GIVEN TASK ▸ The entries below should be given again exactly, minus their pictures.

(Entries with figure data)
══════
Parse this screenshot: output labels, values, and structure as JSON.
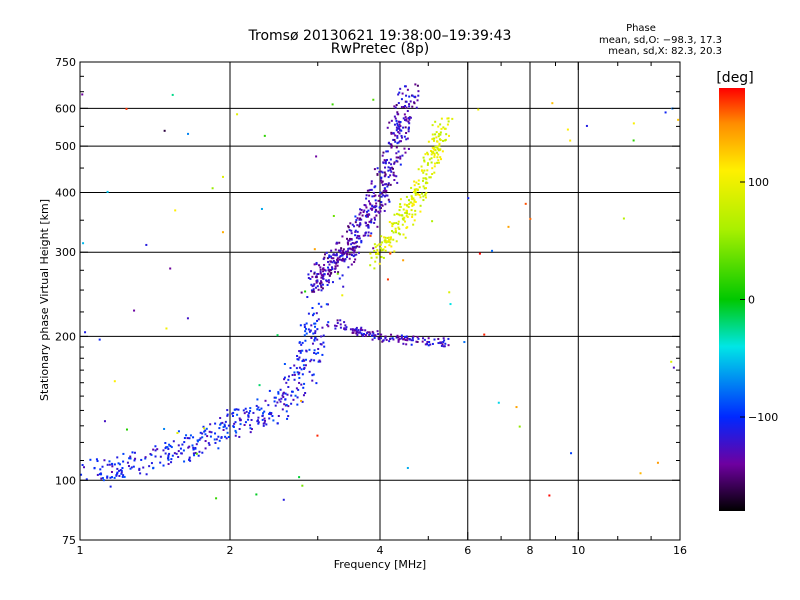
{
  "chart_data": {
    "type": "scatter",
    "title": "Tromsø 20130621 19:38:00–19:39:43",
    "subtitle": "RwPretec (8p)",
    "xlabel": "Frequency [MHz]",
    "ylabel": "Stationary phase Virtual Height [km]",
    "x_scale": "log2",
    "y_scale": "log",
    "xlim": [
      1,
      16
    ],
    "ylim": [
      75,
      750
    ],
    "x_ticks": [
      "1",
      "2",
      "4",
      "6",
      "8",
      "10",
      "16"
    ],
    "y_ticks": [
      "75",
      "100",
      "200",
      "300",
      "400",
      "500",
      "600",
      "750"
    ],
    "x_minor": [
      3,
      5,
      7,
      9,
      12,
      14
    ],
    "phase_legend": {
      "title": "Phase",
      "line_o": "mean, sd,O: −98.3, 17.3",
      "line_x": "mean, sd,X:  82.3, 20.3"
    },
    "colorbar": {
      "label": "[deg]",
      "range": [
        -180,
        180
      ],
      "ticks": [
        "100",
        "0",
        "−100"
      ]
    },
    "series": [
      {
        "name": "O-trace low (blue)",
        "phase": -110,
        "x": [
          1.05,
          1.2,
          1.4,
          1.6,
          1.8,
          2.0,
          2.2,
          2.4,
          2.6,
          2.8,
          2.9,
          3.0
        ],
        "y": [
          104,
          106,
          110,
          116,
          122,
          130,
          136,
          140,
          148,
          165,
          190,
          230
        ]
      },
      {
        "name": "O-trace F region (purple)",
        "phase": -130,
        "x": [
          2.9,
          3.1,
          3.3,
          3.5,
          3.7,
          3.9,
          4.1,
          4.3,
          4.45,
          4.6
        ],
        "y": [
          250,
          270,
          290,
          310,
          340,
          380,
          430,
          500,
          580,
          650
        ]
      },
      {
        "name": "X-trace (yellow)",
        "phase": 90,
        "x": [
          3.9,
          4.2,
          4.5,
          4.8,
          5.0,
          5.2,
          5.4
        ],
        "y": [
          290,
          320,
          360,
          400,
          450,
          500,
          560
        ]
      },
      {
        "name": "E/F1 branch (purple)",
        "phase": -125,
        "x": [
          3.2,
          3.4,
          3.6,
          3.8,
          4.0,
          4.3,
          4.6,
          5.0,
          5.4
        ],
        "y": [
          215,
          210,
          205,
          202,
          199,
          197,
          196,
          195,
          194
        ]
      }
    ]
  }
}
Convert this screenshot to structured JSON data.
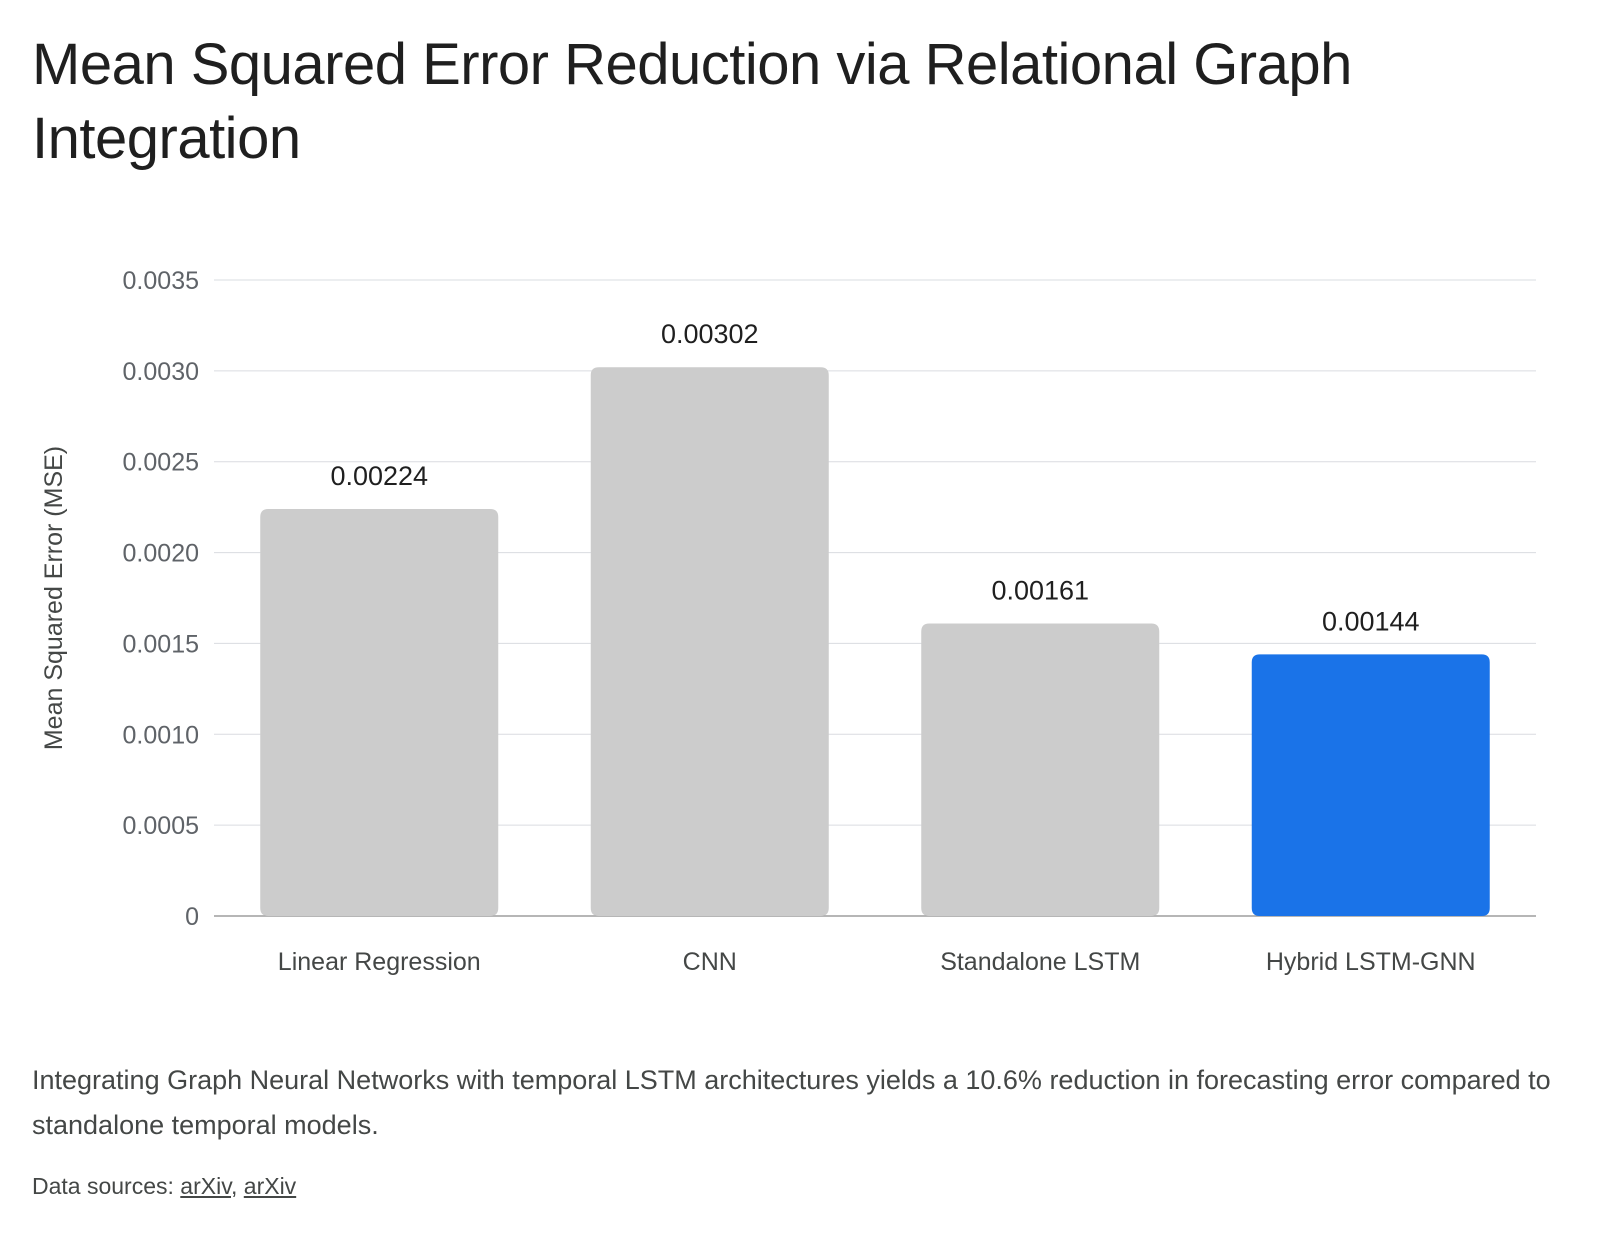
{
  "chart_data": {
    "type": "bar",
    "title": "Mean Squared Error Reduction via Relational Graph Integration",
    "ylabel": "Mean Squared Error (MSE)",
    "xlabel": "",
    "categories": [
      "Linear Regression",
      "CNN",
      "Standalone LSTM",
      "Hybrid LSTM-GNN"
    ],
    "values": [
      0.00224,
      0.00302,
      0.00161,
      0.00144
    ],
    "value_labels": [
      "0.00224",
      "0.00302",
      "0.00161",
      "0.00144"
    ],
    "ylim": [
      0,
      0.0035
    ],
    "yticks": [
      0,
      0.0005,
      0.001,
      0.0015,
      0.002,
      0.0025,
      0.003,
      0.0035
    ],
    "ytick_labels": [
      "0",
      "0.0005",
      "0.0010",
      "0.0015",
      "0.0020",
      "0.0025",
      "0.0030",
      "0.0035"
    ],
    "grid": true,
    "colors": {
      "default": "#cccccc",
      "highlight": "#1a73e8"
    },
    "highlight_index": 3
  },
  "caption": "Integrating Graph Neural Networks with temporal LSTM architectures yields a 10.6% reduction in forecasting error compared to standalone temporal models.",
  "sources": {
    "prefix": "Data sources: ",
    "links": [
      "arXiv",
      "arXiv"
    ],
    "separator": ", "
  }
}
══════
OUTPUT ▸
Parse this screenshot: output labels, values, and structure as JSON.
{
  "chart_data": {
    "type": "scatter",
    "title": "Tromsø 20130621 19:38:00–19:39:43",
    "subtitle": "RwPretec (8p)",
    "xlabel": "Frequency [MHz]",
    "ylabel": "Stationary phase Virtual Height [km]",
    "x_scale": "log2",
    "y_scale": "log",
    "xlim": [
      1,
      16
    ],
    "ylim": [
      75,
      750
    ],
    "x_ticks": [
      "1",
      "2",
      "4",
      "6",
      "8",
      "10",
      "16"
    ],
    "y_ticks": [
      "75",
      "100",
      "200",
      "300",
      "400",
      "500",
      "600",
      "750"
    ],
    "x_minor": [
      3,
      5,
      7,
      9,
      12,
      14
    ],
    "phase_legend": {
      "title": "Phase",
      "line_o": "mean, sd,O: −98.3, 17.3",
      "line_x": "mean, sd,X:  82.3, 20.3"
    },
    "colorbar": {
      "label": "[deg]",
      "range": [
        -180,
        180
      ],
      "ticks": [
        "100",
        "0",
        "−100"
      ]
    },
    "series": [
      {
        "name": "O-trace low (blue)",
        "phase": -110,
        "x": [
          1.05,
          1.2,
          1.4,
          1.6,
          1.8,
          2.0,
          2.2,
          2.4,
          2.6,
          2.8,
          2.9,
          3.0
        ],
        "y": [
          104,
          106,
          110,
          116,
          122,
          130,
          136,
          140,
          148,
          165,
          190,
          230
        ]
      },
      {
        "name": "O-trace F region (purple)",
        "phase": -130,
        "x": [
          2.9,
          3.1,
          3.3,
          3.5,
          3.7,
          3.9,
          4.1,
          4.3,
          4.45,
          4.6
        ],
        "y": [
          250,
          270,
          290,
          310,
          340,
          380,
          430,
          500,
          580,
          650
        ]
      },
      {
        "name": "X-trace (yellow)",
        "phase": 90,
        "x": [
          3.9,
          4.2,
          4.5,
          4.8,
          5.0,
          5.2,
          5.4
        ],
        "y": [
          290,
          320,
          360,
          400,
          450,
          500,
          560
        ]
      },
      {
        "name": "E/F1 branch (purple)",
        "phase": -125,
        "x": [
          3.2,
          3.4,
          3.6,
          3.8,
          4.0,
          4.3,
          4.6,
          5.0,
          5.4
        ],
        "y": [
          215,
          210,
          205,
          202,
          199,
          197,
          196,
          195,
          194
        ]
      }
    ]
  }
}
Convert this screenshot to structured JSON data.
{
  "chart_data": {
    "type": "bar",
    "title": "Mean Squared Error Reduction via Relational Graph Integration",
    "ylabel": "Mean Squared Error (MSE)",
    "xlabel": "",
    "categories": [
      "Linear Regression",
      "CNN",
      "Standalone LSTM",
      "Hybrid LSTM-GNN"
    ],
    "values": [
      0.00224,
      0.00302,
      0.00161,
      0.00144
    ],
    "value_labels": [
      "0.00224",
      "0.00302",
      "0.00161",
      "0.00144"
    ],
    "ylim": [
      0,
      0.0035
    ],
    "yticks": [
      0,
      0.0005,
      0.001,
      0.0015,
      0.002,
      0.0025,
      0.003,
      0.0035
    ],
    "ytick_labels": [
      "0",
      "0.0005",
      "0.0010",
      "0.0015",
      "0.0020",
      "0.0025",
      "0.0030",
      "0.0035"
    ],
    "grid": true,
    "colors": {
      "default": "#cccccc",
      "highlight": "#1a73e8"
    },
    "highlight_index": 3
  },
  "caption": "Integrating Graph Neural Networks with temporal LSTM architectures yields a 10.6% reduction in forecasting error compared to standalone temporal models.",
  "sources": {
    "prefix": "Data sources: ",
    "links": [
      "arXiv",
      "arXiv"
    ],
    "separator": ", "
  }
}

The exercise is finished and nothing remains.